Exercise requirements: Work out how many lines in the entries below include the word "holuba". Give nothing but the number.

Exercise material:
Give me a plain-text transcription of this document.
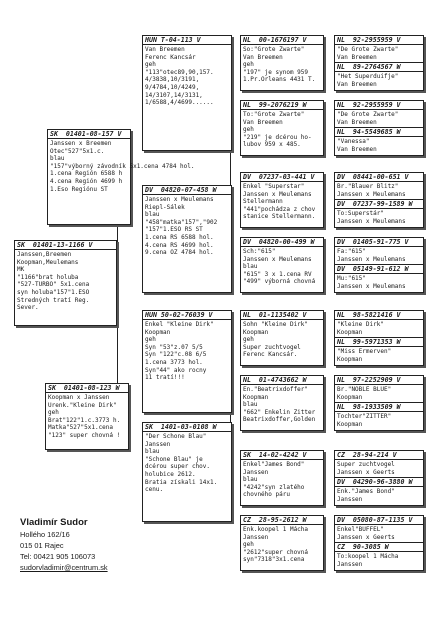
SK  01401-13-1166 V
Janssen,Breemen
Koopman,Meulemans
MK
"1166"brat holuba
"527-TURBO" 5x1.cena
syn holuba"157"1.ESO
Stredných tratí Reg.
Sever.
SK  01401-08-157 V
Janssen x Breemen
Otec"527"5x1.c.
blau
"157"výborný závodník 5x1.cena 4784 hol.
1.cena Región 6588 h
4.cena Región 4699 h
1.Eso Regiónu ST
SK  01401-08-123 W
Koopman x Janssen
Urenk."Kleine Dirk"
geh
Brat"122"1.c.3773 h.
Matka"527"5x1.cena
"123" super chovná !
HUN T-04-113 V
Van Breemen
Ferenc Kancsár
geh
"113"otec89,90,157.
4/3838,10/3191,
9/4784,10/4249,
14/3107,14/3131,
1/6588,4/4699......
DV  04820-07-458 W
Janssen x Meulemans
Riepl-Sálek
blau
"458"matka"157","902
"157"1.ESO RS ST
1.cena RS 6588 hol.
4.cena RS 4699 hol.
9.cena OZ 4784 hol.
HUN 50-02-76039 V
Enkel "Kleine Dirk"
Koopman
geh
Syn "53"z.07 5/5
Syn "122"c.08 6/5
1.cena 3773 hol.
Syn"44" ako rocny
11 tratí!!!
SK  1401-03-0108 W
"Der Schone Blau"
Janssen
blau
"Schone Blau" je
dcérou super chov.
holubice 2612.
Bratia získali 14x1.
cenu.
NL  00-1676197 V
So:"Grote Zwarte"
Van Breemen
geh
"197" je synom 959
1.Pr.Orleans 4431 T.
NL  99-2076219 W
To:"Grote Zwarte"
Van Breemen
geh
"219" je dcérou ho-
lubov 959 x 485.
DV  07237-03-441 V
Enkel "Superstar"
Janssen x Meulemans
Stellermann
"441"pochádza z chov
stanice Stellermann.
DV  04820-00-499 W
Sch:"615"
Janssen x Meulemans
blau
"615" 3 x 1.cena RV
"499" výborná chovná
NL  01-1135402 V
Sohn "Kleine Dirk"
Koopman
geh
Super zuchtvogel
Ferenc Kancsár.
NL  01-4743662 W
En."Beatrixdoffer"
Koopman
blau
"662" Enkelin Zitter
Beatrixdoffer,Golden
SK  14-02-4242 V
Enkel"James Bond"
Janssen
blau
"4242"syn zlatého
chovného páru
CZ  28-95-2612 W
Enk.koopel 1 Mácha
Janssen
geh
"2612"super chovná
syn"7318"3x1.cena
NL  92-2955959 V
"De Grote Zwarte"
Van Breemen
NL  89-2764567 W
"Het Superduifje"
Van Breemen
NL  92-2955959 V
"De Grote Zwarte"
Van Breemen
NL  94-5549685 W
"Vanessa"
Van Breemen
DV  08441-00-651 V
Br."Blauer Blitz"
Janssen x Meulemans
DV  07237-99-1589 W
To:Superstár"
Janssen x Meulemans
DV  01405-91-775 V
Fa:"615"
Janssen x Meulemans
DV  05149-91-612 W
Mu:"615"
Janssen x Meulemans
NL  98-5821416 V
"Kleine Dirk"
Koopman
NL  99-5971353 W
"Miss Ermerven"
Koopman
NL  97-2252909 V
Br."NOBLE BLUE"
Koopman
NL  98-1933509 W
Tochter"ZITTER"
Koopman
CZ  28-94-214 V
Super zuchtvogel
Janssen x Geerts
DV  04290-96-3880 W
Enk."James Bond"
Janssen
DV  05080-87-1135 V
Enkel"BUFFEL"
Janssen x Geerts
CZ  90-3085 W
To:koopel 1 Mácha
Janssen
Vladimír Sudor
Hollého 162/16
015 01 Rajec
Tel: 00421 905 106073
sudorvladimir@centrum.sk
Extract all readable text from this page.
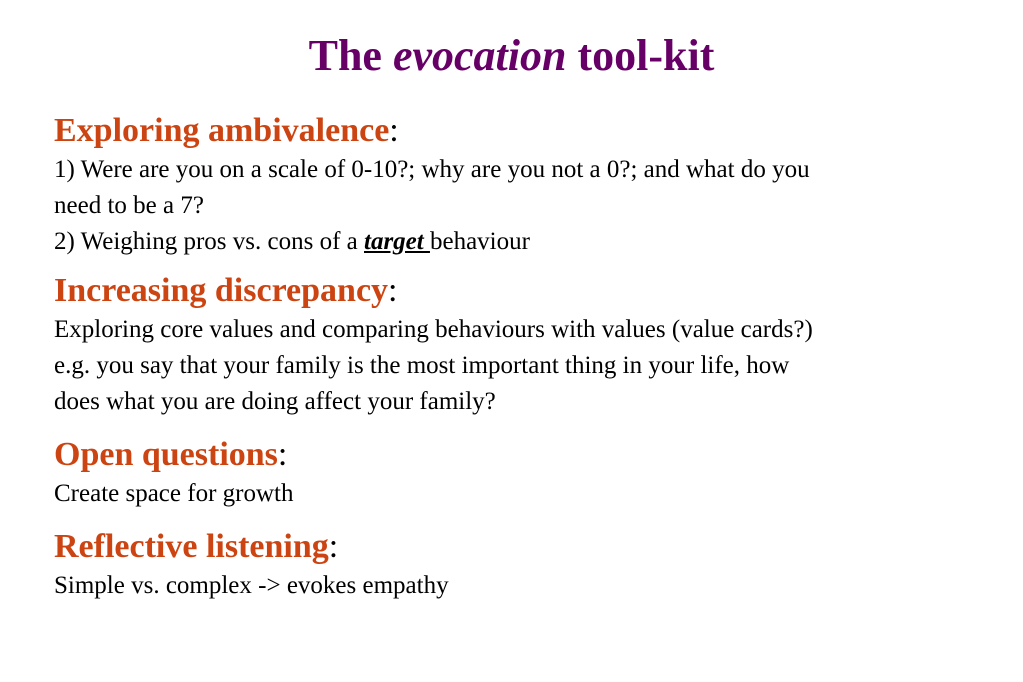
The evocation tool-kit
Exploring ambivalence:
1) Were are you on a scale of 0-10?; why are you not a 0?; and what do you
need to be a 7?
2) Weighing pros vs. cons of a target behaviour
Increasing discrepancy:
Exploring core values and comparing behaviours with values (value cards?)
e.g. you say that your family is the most important thing in your life, how
does what you are doing affect your family?
Open questions:
Create space for growth
Reflective listening:
Simple vs. complex -> evokes empathy
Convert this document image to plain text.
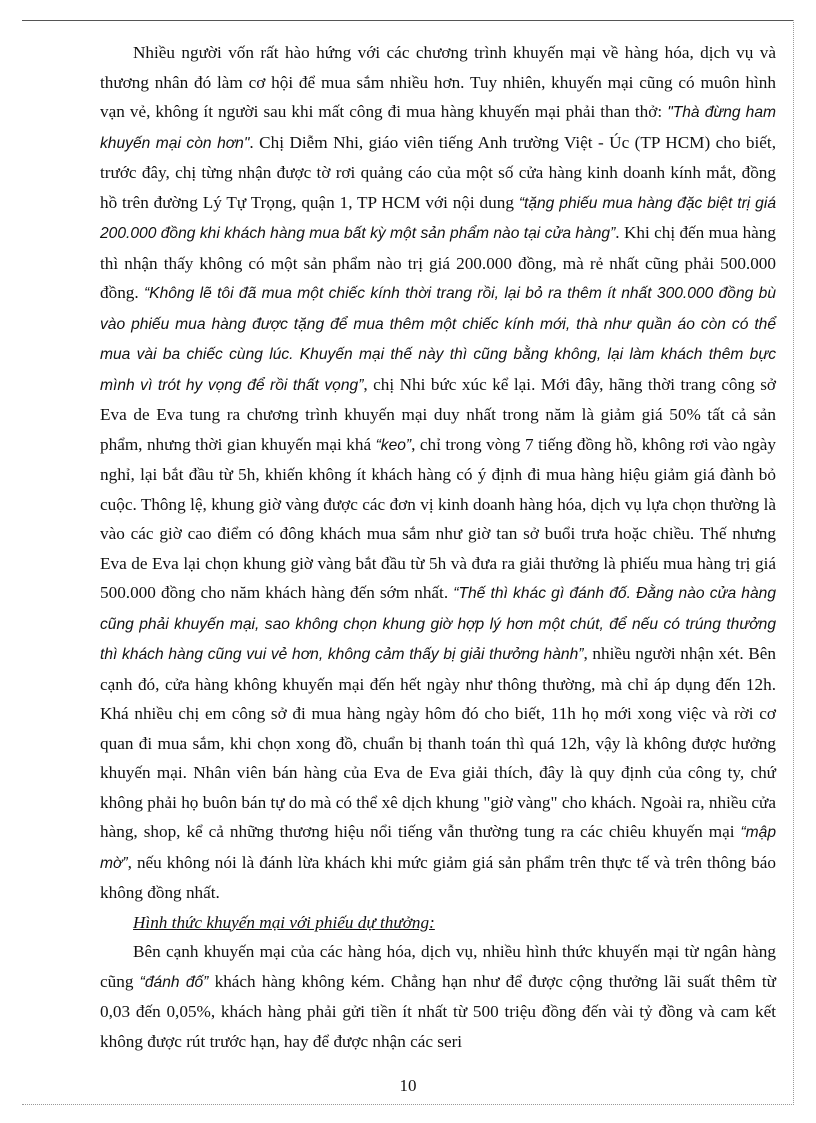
Nhiều người vốn rất hào hứng với các chương trình khuyến mại về hàng hóa, dịch vụ và thương nhân đó làm cơ hội để mua sắm nhiều hơn. Tuy nhiên, khuyến mại cũng có muôn hình vạn vẻ, không ít người sau khi mất công đi mua hàng khuyến mại phải than thở: "Thà đừng ham khuyến mại còn hơn". Chị Diễm Nhi, giáo viên tiếng Anh trường Việt - Úc (TP HCM) cho biết, trước đây, chị từng nhận được tờ rơi quảng cáo của một số cửa hàng kinh doanh kính mắt, đồng hồ trên đường Lý Tự Trọng, quận 1, TP HCM với nội dung “tặng phiếu mua hàng đặc biệt trị giá 200.000 đồng khi khách hàng mua bất kỳ một sản phẩm nào tại cửa hàng”. Khi chị đến mua hàng thì nhận thấy không có một sản phẩm nào trị giá 200.000 đồng, mà rẻ nhất cũng phải 500.000 đồng. “Không lẽ tôi đã mua một chiếc kính thời trang rồi, lại bỏ ra thêm ít nhất 300.000 đồng bù vào phiếu mua hàng được tặng để mua thêm một chiếc kính mới, thà như quần áo còn có thể mua vài ba chiếc cùng lúc. Khuyến mại thế này thì cũng bằng không, lại làm khách thêm bực mình vì trót hy vọng để rồi thất vọng”, chị Nhi bức xúc kể lại. Mới đây, hãng thời trang công sở Eva de Eva tung ra chương trình khuyến mại duy nhất trong năm là giảm giá 50% tất cả sản phẩm, nhưng thời gian khuyến mại khá “keo”, chỉ trong vòng 7 tiếng đồng hồ, không rơi vào ngày nghỉ, lại bắt đầu từ 5h, khiến không ít khách hàng có ý định đi mua hàng hiệu giảm giá đành bỏ cuộc. Thông lệ, khung giờ vàng được các đơn vị kinh doanh hàng hóa, dịch vụ lựa chọn thường là vào các giờ cao điểm có đông khách mua sắm như giờ tan sở buổi trưa hoặc chiều. Thế nhưng Eva de Eva lại chọn khung giờ vàng bắt đầu từ 5h và đưa ra giải thưởng là phiếu mua hàng trị giá 500.000 đồng cho năm khách hàng đến sớm nhất. “Thế thì khác gì đánh đố. Đằng nào cửa hàng cũng phải khuyến mại, sao không chọn khung giờ hợp lý hơn một chút, để nếu có trúng thưởng thì khách hàng cũng vui vẻ hơn, không cảm thấy bị giải thưởng hành”, nhiều người nhận xét. Bên cạnh đó, cửa hàng không khuyến mại đến hết ngày như thông thường, mà chỉ áp dụng đến 12h. Khá nhiều chị em công sở đi mua hàng ngày hôm đó cho biết, 11h họ mới xong việc và rời cơ quan đi mua sắm, khi chọn xong đồ, chuẩn bị thanh toán thì quá 12h, vậy là không được hưởng khuyến mại. Nhân viên bán hàng của Eva de Eva giải thích, đây là quy định của công ty, chứ không phải họ buôn bán tự do mà có thể xê dịch khung "giờ vàng" cho khách. Ngoài ra, nhiều cửa hàng, shop, kể cả những thương hiệu nổi tiếng vẫn thường tung ra các chiêu khuyến mại “mập mờ”, nếu không nói là đánh lừa khách khi mức giảm giá sản phẩm trên thực tế và trên thông báo không đồng nhất.

Hình thức khuyến mại với phiếu dự thưởng:

Bên cạnh khuyến mại của các hàng hóa, dịch vụ, nhiều hình thức khuyến mại từ ngân hàng cũng “đánh đố” khách hàng không kém. Chẳng hạn như để được cộng thưởng lãi suất thêm từ 0,03 đến 0,05%, khách hàng phải gửi tiền ít nhất từ 500 triệu đồng đến vài tỷ đồng và cam kết không được rút trước hạn, hay để được nhận các seri

10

Solution for this problem: 2